Set task
Reproduce the listing below exactly. Pictures do not belong in the copy.

Material provided
━━━━━━━━━━━━━━━━━━━━━━━━━━━━━━
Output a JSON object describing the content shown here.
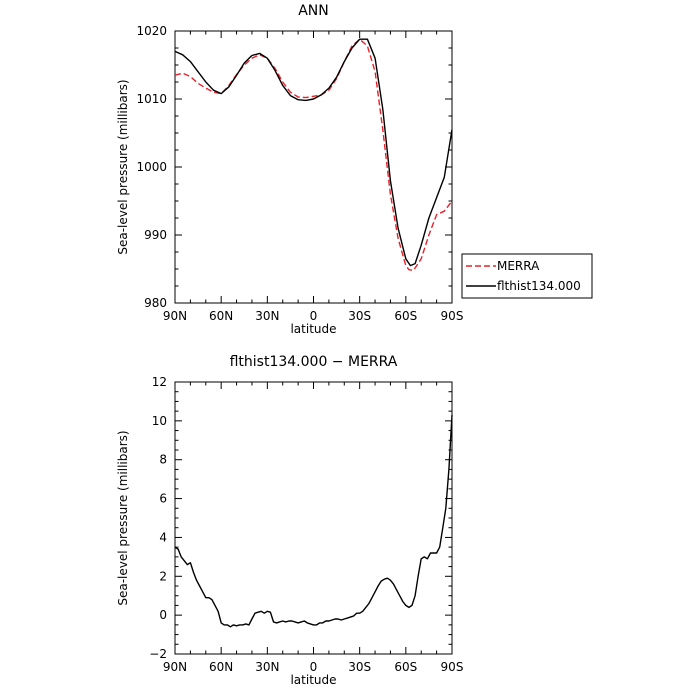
{
  "chart_data": [
    {
      "type": "line",
      "title": "ANN",
      "xlabel": "latitude",
      "ylabel": "Sea-level pressure (millibars)",
      "xlim": [
        90,
        -90
      ],
      "ylim": [
        980,
        1020
      ],
      "xticks": [
        90,
        60,
        30,
        0,
        -30,
        -60,
        -90
      ],
      "xtick_labels": [
        "90N",
        "60N",
        "30N",
        "0",
        "30S",
        "60S",
        "90S"
      ],
      "yticks": [
        980,
        990,
        1000,
        1010,
        1020
      ],
      "ytick_labels": [
        "980",
        "990",
        "1000",
        "1010",
        "1020"
      ],
      "legend": "right-bottom",
      "series": [
        {
          "name": "MERRA",
          "color": "#e8202a",
          "dash": "dashed",
          "x": [
            90,
            85,
            80,
            75,
            70,
            65,
            60,
            55,
            50,
            45,
            40,
            35,
            30,
            25,
            20,
            15,
            10,
            5,
            0,
            -5,
            -10,
            -15,
            -20,
            -25,
            -30,
            -35,
            -40,
            -45,
            -50,
            -55,
            -60,
            -62,
            -65,
            -70,
            -75,
            -80,
            -85,
            -90
          ],
          "values": [
            1013.5,
            1013.8,
            1013.3,
            1012.3,
            1011.6,
            1011.0,
            1010.8,
            1012.0,
            1013.6,
            1015.0,
            1016.0,
            1016.5,
            1016.0,
            1014.5,
            1012.5,
            1011.0,
            1010.3,
            1010.2,
            1010.4,
            1010.6,
            1011.3,
            1013.0,
            1015.5,
            1017.8,
            1018.8,
            1017.8,
            1014.0,
            1005.5,
            996.0,
            989.5,
            985.5,
            984.9,
            984.8,
            986.5,
            990.0,
            993.0,
            993.5,
            995.0
          ]
        },
        {
          "name": "flthist134.000",
          "color": "#000000",
          "dash": "solid",
          "x": [
            90,
            85,
            80,
            75,
            70,
            65,
            60,
            55,
            50,
            45,
            40,
            35,
            30,
            25,
            20,
            15,
            10,
            5,
            0,
            -5,
            -10,
            -15,
            -20,
            -25,
            -30,
            -35,
            -40,
            -45,
            -50,
            -55,
            -60,
            -63,
            -66,
            -70,
            -75,
            -80,
            -85,
            -90
          ],
          "values": [
            1017.0,
            1016.5,
            1015.5,
            1014.0,
            1012.5,
            1011.3,
            1010.8,
            1011.8,
            1013.5,
            1015.3,
            1016.4,
            1016.7,
            1016.0,
            1014.2,
            1012.0,
            1010.5,
            1009.9,
            1009.8,
            1010.0,
            1010.6,
            1011.6,
            1013.2,
            1015.5,
            1017.5,
            1018.8,
            1018.8,
            1016.0,
            1008.5,
            998.0,
            991.0,
            986.5,
            985.5,
            985.8,
            988.5,
            992.5,
            995.5,
            998.5,
            1005.5
          ]
        }
      ]
    },
    {
      "type": "line",
      "title": "flthist134.000 − MERRA",
      "xlabel": "latitude",
      "ylabel": "Sea-level pressure (millibars)",
      "xlim": [
        90,
        -90
      ],
      "ylim": [
        -2,
        12
      ],
      "xticks": [
        90,
        60,
        30,
        0,
        -30,
        -60,
        -90
      ],
      "xtick_labels": [
        "90N",
        "60N",
        "30N",
        "0",
        "30S",
        "60S",
        "90S"
      ],
      "yticks": [
        -2,
        0,
        2,
        4,
        6,
        8,
        10,
        12
      ],
      "ytick_labels": [
        "−2",
        "0",
        "2",
        "4",
        "6",
        "8",
        "10",
        "12"
      ],
      "series": [
        {
          "color": "#000000",
          "dash": "solid",
          "x": [
            90,
            88,
            86,
            84,
            82,
            80,
            78,
            76,
            74,
            72,
            70,
            68,
            66,
            64,
            62,
            60,
            58,
            56,
            54,
            52,
            50,
            48,
            46,
            44,
            42,
            40,
            38,
            36,
            34,
            32,
            30,
            28,
            26,
            24,
            22,
            20,
            18,
            16,
            14,
            12,
            10,
            8,
            6,
            4,
            2,
            0,
            -2,
            -4,
            -6,
            -8,
            -10,
            -12,
            -14,
            -16,
            -18,
            -20,
            -22,
            -24,
            -26,
            -28,
            -30,
            -32,
            -34,
            -36,
            -38,
            -40,
            -42,
            -44,
            -46,
            -48,
            -50,
            -52,
            -54,
            -56,
            -58,
            -60,
            -62,
            -64,
            -66,
            -68,
            -70,
            -72,
            -74,
            -76,
            -78,
            -80,
            -82,
            -84,
            -86,
            -88,
            -90
          ],
          "values": [
            3.5,
            3.4,
            3.0,
            2.8,
            2.6,
            2.7,
            2.2,
            1.8,
            1.5,
            1.2,
            0.9,
            0.9,
            0.8,
            0.5,
            0.2,
            -0.4,
            -0.5,
            -0.5,
            -0.6,
            -0.5,
            -0.55,
            -0.5,
            -0.5,
            -0.45,
            -0.5,
            -0.2,
            0.1,
            0.15,
            0.2,
            0.1,
            0.2,
            0.15,
            -0.35,
            -0.4,
            -0.35,
            -0.3,
            -0.35,
            -0.3,
            -0.3,
            -0.35,
            -0.4,
            -0.35,
            -0.3,
            -0.4,
            -0.45,
            -0.5,
            -0.5,
            -0.4,
            -0.4,
            -0.3,
            -0.3,
            -0.25,
            -0.2,
            -0.2,
            -0.25,
            -0.2,
            -0.15,
            -0.1,
            -0.05,
            0.1,
            0.1,
            0.2,
            0.4,
            0.6,
            0.9,
            1.2,
            1.5,
            1.75,
            1.85,
            1.9,
            1.8,
            1.6,
            1.3,
            1.0,
            0.7,
            0.5,
            0.4,
            0.5,
            1.0,
            2.0,
            2.9,
            3.0,
            2.9,
            3.2,
            3.2,
            3.2,
            3.5,
            4.5,
            5.5,
            7.5,
            10.3
          ]
        }
      ]
    }
  ]
}
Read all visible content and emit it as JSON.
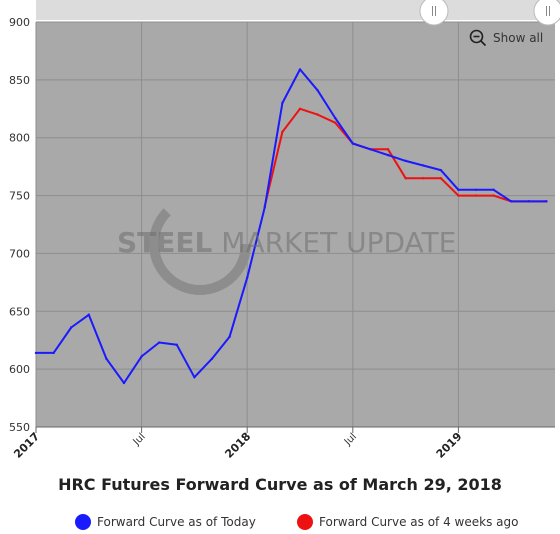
━━━━━━━━━━━━━━━━━━━━━━━━━━━━━━
Written solution
Output a JSON object describing the content shown here.
{
  "chart_data": [
    {
      "type": "line",
      "title": "ANN",
      "xlabel": "latitude",
      "ylabel": "Sea-level pressure (millibars)",
      "xlim": [
        90,
        -90
      ],
      "ylim": [
        980,
        1020
      ],
      "xticks": [
        90,
        60,
        30,
        0,
        -30,
        -60,
        -90
      ],
      "xtick_labels": [
        "90N",
        "60N",
        "30N",
        "0",
        "30S",
        "60S",
        "90S"
      ],
      "yticks": [
        980,
        990,
        1000,
        1010,
        1020
      ],
      "ytick_labels": [
        "980",
        "990",
        "1000",
        "1010",
        "1020"
      ],
      "legend": "right-bottom",
      "series": [
        {
          "name": "MERRA",
          "color": "#e8202a",
          "dash": "dashed",
          "x": [
            90,
            85,
            80,
            75,
            70,
            65,
            60,
            55,
            50,
            45,
            40,
            35,
            30,
            25,
            20,
            15,
            10,
            5,
            0,
            -5,
            -10,
            -15,
            -20,
            -25,
            -30,
            -35,
            -40,
            -45,
            -50,
            -55,
            -60,
            -62,
            -65,
            -70,
            -75,
            -80,
            -85,
            -90
          ],
          "values": [
            1013.5,
            1013.8,
            1013.3,
            1012.3,
            1011.6,
            1011.0,
            1010.8,
            1012.0,
            1013.6,
            1015.0,
            1016.0,
            1016.5,
            1016.0,
            1014.5,
            1012.5,
            1011.0,
            1010.3,
            1010.2,
            1010.4,
            1010.6,
            1011.3,
            1013.0,
            1015.5,
            1017.8,
            1018.8,
            1017.8,
            1014.0,
            1005.5,
            996.0,
            989.5,
            985.5,
            984.9,
            984.8,
            986.5,
            990.0,
            993.0,
            993.5,
            995.0
          ]
        },
        {
          "name": "flthist134.000",
          "color": "#000000",
          "dash": "solid",
          "x": [
            90,
            85,
            80,
            75,
            70,
            65,
            60,
            55,
            50,
            45,
            40,
            35,
            30,
            25,
            20,
            15,
            10,
            5,
            0,
            -5,
            -10,
            -15,
            -20,
            -25,
            -30,
            -35,
            -40,
            -45,
            -50,
            -55,
            -60,
            -63,
            -66,
            -70,
            -75,
            -80,
            -85,
            -90
          ],
          "values": [
            1017.0,
            1016.5,
            1015.5,
            1014.0,
            1012.5,
            1011.3,
            1010.8,
            1011.8,
            1013.5,
            1015.3,
            1016.4,
            1016.7,
            1016.0,
            1014.2,
            1012.0,
            1010.5,
            1009.9,
            1009.8,
            1010.0,
            1010.6,
            1011.6,
            1013.2,
            1015.5,
            1017.5,
            1018.8,
            1018.8,
            1016.0,
            1008.5,
            998.0,
            991.0,
            986.5,
            985.5,
            985.8,
            988.5,
            992.5,
            995.5,
            998.5,
            1005.5
          ]
        }
      ]
    },
    {
      "type": "line",
      "title": "flthist134.000 − MERRA",
      "xlabel": "latitude",
      "ylabel": "Sea-level pressure (millibars)",
      "xlim": [
        90,
        -90
      ],
      "ylim": [
        -2,
        12
      ],
      "xticks": [
        90,
        60,
        30,
        0,
        -30,
        -60,
        -90
      ],
      "xtick_labels": [
        "90N",
        "60N",
        "30N",
        "0",
        "30S",
        "60S",
        "90S"
      ],
      "yticks": [
        -2,
        0,
        2,
        4,
        6,
        8,
        10,
        12
      ],
      "ytick_labels": [
        "−2",
        "0",
        "2",
        "4",
        "6",
        "8",
        "10",
        "12"
      ],
      "series": [
        {
          "color": "#000000",
          "dash": "solid",
          "x": [
            90,
            88,
            86,
            84,
            82,
            80,
            78,
            76,
            74,
            72,
            70,
            68,
            66,
            64,
            62,
            60,
            58,
            56,
            54,
            52,
            50,
            48,
            46,
            44,
            42,
            40,
            38,
            36,
            34,
            32,
            30,
            28,
            26,
            24,
            22,
            20,
            18,
            16,
            14,
            12,
            10,
            8,
            6,
            4,
            2,
            0,
            -2,
            -4,
            -6,
            -8,
            -10,
            -12,
            -14,
            -16,
            -18,
            -20,
            -22,
            -24,
            -26,
            -28,
            -30,
            -32,
            -34,
            -36,
            -38,
            -40,
            -42,
            -44,
            -46,
            -48,
            -50,
            -52,
            -54,
            -56,
            -58,
            -60,
            -62,
            -64,
            -66,
            -68,
            -70,
            -72,
            -74,
            -76,
            -78,
            -80,
            -82,
            -84,
            -86,
            -88,
            -90
          ],
          "values": [
            3.5,
            3.4,
            3.0,
            2.8,
            2.6,
            2.7,
            2.2,
            1.8,
            1.5,
            1.2,
            0.9,
            0.9,
            0.8,
            0.5,
            0.2,
            -0.4,
            -0.5,
            -0.5,
            -0.6,
            -0.5,
            -0.55,
            -0.5,
            -0.5,
            -0.45,
            -0.5,
            -0.2,
            0.1,
            0.15,
            0.2,
            0.1,
            0.2,
            0.15,
            -0.35,
            -0.4,
            -0.35,
            -0.3,
            -0.35,
            -0.3,
            -0.3,
            -0.35,
            -0.4,
            -0.35,
            -0.3,
            -0.4,
            -0.45,
            -0.5,
            -0.5,
            -0.4,
            -0.4,
            -0.3,
            -0.3,
            -0.25,
            -0.2,
            -0.2,
            -0.25,
            -0.2,
            -0.15,
            -0.1,
            -0.05,
            0.1,
            0.1,
            0.2,
            0.4,
            0.6,
            0.9,
            1.2,
            1.5,
            1.75,
            1.85,
            1.9,
            1.8,
            1.6,
            1.3,
            1.0,
            0.7,
            0.5,
            0.4,
            0.5,
            1.0,
            2.0,
            2.9,
            3.0,
            2.9,
            3.2,
            3.2,
            3.2,
            3.5,
            4.5,
            5.5,
            7.5,
            10.3
          ]
        }
      ]
    }
  ]
}
Read all visible content and emit it as JSON.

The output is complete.